WHAT IS ASKED: Report, word for word, every line of the material that contains "content".

Chart and figure data

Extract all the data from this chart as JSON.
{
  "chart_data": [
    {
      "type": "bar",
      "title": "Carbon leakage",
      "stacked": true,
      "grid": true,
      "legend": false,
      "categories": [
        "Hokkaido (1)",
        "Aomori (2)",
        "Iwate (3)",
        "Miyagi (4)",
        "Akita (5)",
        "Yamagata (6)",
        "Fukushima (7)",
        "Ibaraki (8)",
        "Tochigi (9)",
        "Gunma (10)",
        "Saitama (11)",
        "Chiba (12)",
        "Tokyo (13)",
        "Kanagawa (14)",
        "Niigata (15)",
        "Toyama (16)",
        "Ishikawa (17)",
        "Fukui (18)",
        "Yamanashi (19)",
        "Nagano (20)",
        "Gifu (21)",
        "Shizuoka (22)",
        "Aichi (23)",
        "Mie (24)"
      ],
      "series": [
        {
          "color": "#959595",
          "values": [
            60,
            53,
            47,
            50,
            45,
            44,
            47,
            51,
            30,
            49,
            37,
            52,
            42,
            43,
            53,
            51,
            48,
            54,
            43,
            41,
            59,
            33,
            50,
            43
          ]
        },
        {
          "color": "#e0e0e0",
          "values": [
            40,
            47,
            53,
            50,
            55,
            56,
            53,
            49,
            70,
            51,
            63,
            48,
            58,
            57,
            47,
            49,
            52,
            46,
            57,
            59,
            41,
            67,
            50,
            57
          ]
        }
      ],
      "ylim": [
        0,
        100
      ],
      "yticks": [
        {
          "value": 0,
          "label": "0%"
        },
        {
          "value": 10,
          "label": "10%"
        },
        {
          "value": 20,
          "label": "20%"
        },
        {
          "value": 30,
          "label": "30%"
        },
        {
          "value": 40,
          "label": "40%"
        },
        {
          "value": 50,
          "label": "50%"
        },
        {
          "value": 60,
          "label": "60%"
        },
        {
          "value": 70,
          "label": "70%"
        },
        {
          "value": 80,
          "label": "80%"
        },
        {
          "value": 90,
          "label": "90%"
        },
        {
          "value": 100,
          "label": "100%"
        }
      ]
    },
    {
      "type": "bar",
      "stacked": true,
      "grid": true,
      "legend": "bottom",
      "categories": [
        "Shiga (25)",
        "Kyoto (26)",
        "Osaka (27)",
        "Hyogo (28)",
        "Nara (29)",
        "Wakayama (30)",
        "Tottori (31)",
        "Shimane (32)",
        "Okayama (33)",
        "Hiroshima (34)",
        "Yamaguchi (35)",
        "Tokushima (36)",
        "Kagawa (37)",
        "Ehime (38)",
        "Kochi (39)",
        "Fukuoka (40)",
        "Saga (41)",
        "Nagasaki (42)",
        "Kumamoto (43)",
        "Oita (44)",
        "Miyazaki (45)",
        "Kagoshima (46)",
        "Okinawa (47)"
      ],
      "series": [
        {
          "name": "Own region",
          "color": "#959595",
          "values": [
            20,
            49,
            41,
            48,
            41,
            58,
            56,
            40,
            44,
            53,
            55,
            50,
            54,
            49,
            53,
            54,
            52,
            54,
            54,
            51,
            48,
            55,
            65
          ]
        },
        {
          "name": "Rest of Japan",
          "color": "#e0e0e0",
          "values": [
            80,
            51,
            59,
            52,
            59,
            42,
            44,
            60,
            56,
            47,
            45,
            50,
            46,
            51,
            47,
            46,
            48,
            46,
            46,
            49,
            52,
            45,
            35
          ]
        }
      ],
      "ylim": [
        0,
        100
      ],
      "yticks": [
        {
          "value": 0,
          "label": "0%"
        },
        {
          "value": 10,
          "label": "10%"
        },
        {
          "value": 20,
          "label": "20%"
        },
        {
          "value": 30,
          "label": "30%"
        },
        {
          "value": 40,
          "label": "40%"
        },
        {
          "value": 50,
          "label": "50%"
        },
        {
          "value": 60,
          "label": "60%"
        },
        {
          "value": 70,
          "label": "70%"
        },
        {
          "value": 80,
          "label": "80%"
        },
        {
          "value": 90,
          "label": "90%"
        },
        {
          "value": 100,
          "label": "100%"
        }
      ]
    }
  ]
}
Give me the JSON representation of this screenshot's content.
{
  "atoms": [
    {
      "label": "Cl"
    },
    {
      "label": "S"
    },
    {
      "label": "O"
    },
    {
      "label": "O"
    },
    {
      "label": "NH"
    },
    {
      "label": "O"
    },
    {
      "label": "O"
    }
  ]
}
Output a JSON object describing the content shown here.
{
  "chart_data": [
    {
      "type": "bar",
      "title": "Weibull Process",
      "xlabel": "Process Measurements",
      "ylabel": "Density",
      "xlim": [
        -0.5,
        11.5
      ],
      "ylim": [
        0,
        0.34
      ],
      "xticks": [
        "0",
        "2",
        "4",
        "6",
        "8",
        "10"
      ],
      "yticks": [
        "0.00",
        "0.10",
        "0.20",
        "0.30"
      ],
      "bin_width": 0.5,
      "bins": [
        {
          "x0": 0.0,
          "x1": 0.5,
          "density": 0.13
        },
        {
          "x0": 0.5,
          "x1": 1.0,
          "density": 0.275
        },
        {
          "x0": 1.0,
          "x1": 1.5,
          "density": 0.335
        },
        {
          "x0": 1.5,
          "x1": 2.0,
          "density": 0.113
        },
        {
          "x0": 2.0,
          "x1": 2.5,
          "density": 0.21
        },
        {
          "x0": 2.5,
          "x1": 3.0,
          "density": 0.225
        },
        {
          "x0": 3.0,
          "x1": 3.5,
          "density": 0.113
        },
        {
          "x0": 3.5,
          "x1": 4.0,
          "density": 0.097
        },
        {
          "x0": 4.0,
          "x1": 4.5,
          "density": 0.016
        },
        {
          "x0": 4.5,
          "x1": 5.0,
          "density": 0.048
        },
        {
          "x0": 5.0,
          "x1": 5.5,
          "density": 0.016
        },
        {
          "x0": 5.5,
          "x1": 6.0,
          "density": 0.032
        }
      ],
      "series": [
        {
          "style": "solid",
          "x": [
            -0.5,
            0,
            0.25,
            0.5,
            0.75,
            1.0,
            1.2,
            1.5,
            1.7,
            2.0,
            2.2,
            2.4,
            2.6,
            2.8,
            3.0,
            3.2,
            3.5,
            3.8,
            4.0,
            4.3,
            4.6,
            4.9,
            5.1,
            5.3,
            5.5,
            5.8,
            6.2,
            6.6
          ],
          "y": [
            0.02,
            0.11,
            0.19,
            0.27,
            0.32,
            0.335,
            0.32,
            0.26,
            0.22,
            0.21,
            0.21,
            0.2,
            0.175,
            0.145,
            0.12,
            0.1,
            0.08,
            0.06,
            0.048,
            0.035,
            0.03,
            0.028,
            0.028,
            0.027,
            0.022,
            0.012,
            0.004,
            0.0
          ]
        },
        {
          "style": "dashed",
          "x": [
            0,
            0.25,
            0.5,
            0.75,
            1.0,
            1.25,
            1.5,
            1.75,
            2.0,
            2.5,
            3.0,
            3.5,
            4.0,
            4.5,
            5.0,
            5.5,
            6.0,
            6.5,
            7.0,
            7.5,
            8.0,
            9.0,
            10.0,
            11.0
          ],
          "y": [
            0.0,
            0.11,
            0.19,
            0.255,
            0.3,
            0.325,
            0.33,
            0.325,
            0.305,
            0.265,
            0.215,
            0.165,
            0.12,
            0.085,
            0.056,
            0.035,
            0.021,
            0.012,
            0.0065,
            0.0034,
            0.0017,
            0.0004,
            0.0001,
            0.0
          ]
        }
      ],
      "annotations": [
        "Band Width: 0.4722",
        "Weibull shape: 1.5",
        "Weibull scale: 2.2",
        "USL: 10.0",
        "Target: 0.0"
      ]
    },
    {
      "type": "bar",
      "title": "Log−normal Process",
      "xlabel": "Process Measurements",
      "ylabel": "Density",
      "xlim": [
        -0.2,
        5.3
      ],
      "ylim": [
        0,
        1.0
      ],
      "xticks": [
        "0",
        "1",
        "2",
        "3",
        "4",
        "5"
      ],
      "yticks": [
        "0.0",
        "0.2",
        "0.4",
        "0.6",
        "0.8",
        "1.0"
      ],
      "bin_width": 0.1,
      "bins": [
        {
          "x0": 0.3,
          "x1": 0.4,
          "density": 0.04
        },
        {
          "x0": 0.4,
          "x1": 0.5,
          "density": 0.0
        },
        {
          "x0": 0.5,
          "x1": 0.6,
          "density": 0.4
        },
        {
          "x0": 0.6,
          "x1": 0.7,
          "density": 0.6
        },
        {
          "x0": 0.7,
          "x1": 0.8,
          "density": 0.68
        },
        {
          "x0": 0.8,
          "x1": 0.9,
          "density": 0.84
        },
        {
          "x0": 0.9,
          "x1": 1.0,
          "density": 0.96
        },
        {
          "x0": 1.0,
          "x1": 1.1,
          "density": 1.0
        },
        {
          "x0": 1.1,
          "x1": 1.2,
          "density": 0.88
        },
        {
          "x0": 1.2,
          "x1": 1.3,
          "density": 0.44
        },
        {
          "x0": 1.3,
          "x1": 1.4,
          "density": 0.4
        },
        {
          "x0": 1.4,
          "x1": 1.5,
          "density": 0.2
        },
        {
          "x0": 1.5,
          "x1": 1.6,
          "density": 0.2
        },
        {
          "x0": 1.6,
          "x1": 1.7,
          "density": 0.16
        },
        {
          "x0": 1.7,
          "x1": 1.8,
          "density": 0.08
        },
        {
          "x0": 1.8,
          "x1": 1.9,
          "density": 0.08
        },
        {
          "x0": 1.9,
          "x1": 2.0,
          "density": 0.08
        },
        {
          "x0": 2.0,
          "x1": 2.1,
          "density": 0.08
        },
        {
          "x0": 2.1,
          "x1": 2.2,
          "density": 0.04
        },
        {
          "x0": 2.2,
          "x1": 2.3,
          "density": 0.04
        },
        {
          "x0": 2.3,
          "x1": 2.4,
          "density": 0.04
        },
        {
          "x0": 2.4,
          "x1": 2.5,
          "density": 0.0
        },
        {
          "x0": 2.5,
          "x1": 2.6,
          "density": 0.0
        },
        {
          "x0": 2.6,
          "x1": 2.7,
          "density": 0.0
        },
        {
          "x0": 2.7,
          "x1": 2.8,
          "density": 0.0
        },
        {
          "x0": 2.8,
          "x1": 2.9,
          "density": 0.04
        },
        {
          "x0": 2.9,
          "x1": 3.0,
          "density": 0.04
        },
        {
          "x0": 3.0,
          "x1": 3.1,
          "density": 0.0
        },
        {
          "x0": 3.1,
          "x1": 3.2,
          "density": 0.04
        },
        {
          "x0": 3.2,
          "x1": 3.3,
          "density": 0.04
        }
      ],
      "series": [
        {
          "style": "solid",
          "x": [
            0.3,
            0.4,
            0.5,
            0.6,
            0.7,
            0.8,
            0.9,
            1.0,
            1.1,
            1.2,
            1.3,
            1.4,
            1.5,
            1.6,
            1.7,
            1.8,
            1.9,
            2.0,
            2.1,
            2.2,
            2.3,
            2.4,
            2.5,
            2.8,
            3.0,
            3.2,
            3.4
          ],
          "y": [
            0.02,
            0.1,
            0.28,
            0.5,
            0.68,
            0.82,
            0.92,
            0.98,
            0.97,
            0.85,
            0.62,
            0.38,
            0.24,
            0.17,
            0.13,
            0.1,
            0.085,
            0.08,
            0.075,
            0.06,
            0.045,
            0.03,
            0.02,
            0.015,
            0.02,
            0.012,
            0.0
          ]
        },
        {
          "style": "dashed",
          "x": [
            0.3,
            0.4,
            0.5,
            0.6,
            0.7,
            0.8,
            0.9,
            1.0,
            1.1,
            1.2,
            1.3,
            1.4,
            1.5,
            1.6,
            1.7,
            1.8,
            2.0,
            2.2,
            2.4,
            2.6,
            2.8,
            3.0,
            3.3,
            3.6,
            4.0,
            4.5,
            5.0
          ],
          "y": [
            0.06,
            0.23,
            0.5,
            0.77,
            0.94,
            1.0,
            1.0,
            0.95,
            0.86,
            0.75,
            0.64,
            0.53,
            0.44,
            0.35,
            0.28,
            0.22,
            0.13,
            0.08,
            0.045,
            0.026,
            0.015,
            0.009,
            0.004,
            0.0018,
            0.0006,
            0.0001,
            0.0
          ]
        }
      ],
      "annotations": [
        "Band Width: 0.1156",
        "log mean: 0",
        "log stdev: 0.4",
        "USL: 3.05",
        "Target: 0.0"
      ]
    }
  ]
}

ANSWER TO THIS EXERCISE:
Give me the JSON representation of this screenshot's content.
Output a JSON object describing the content shown here.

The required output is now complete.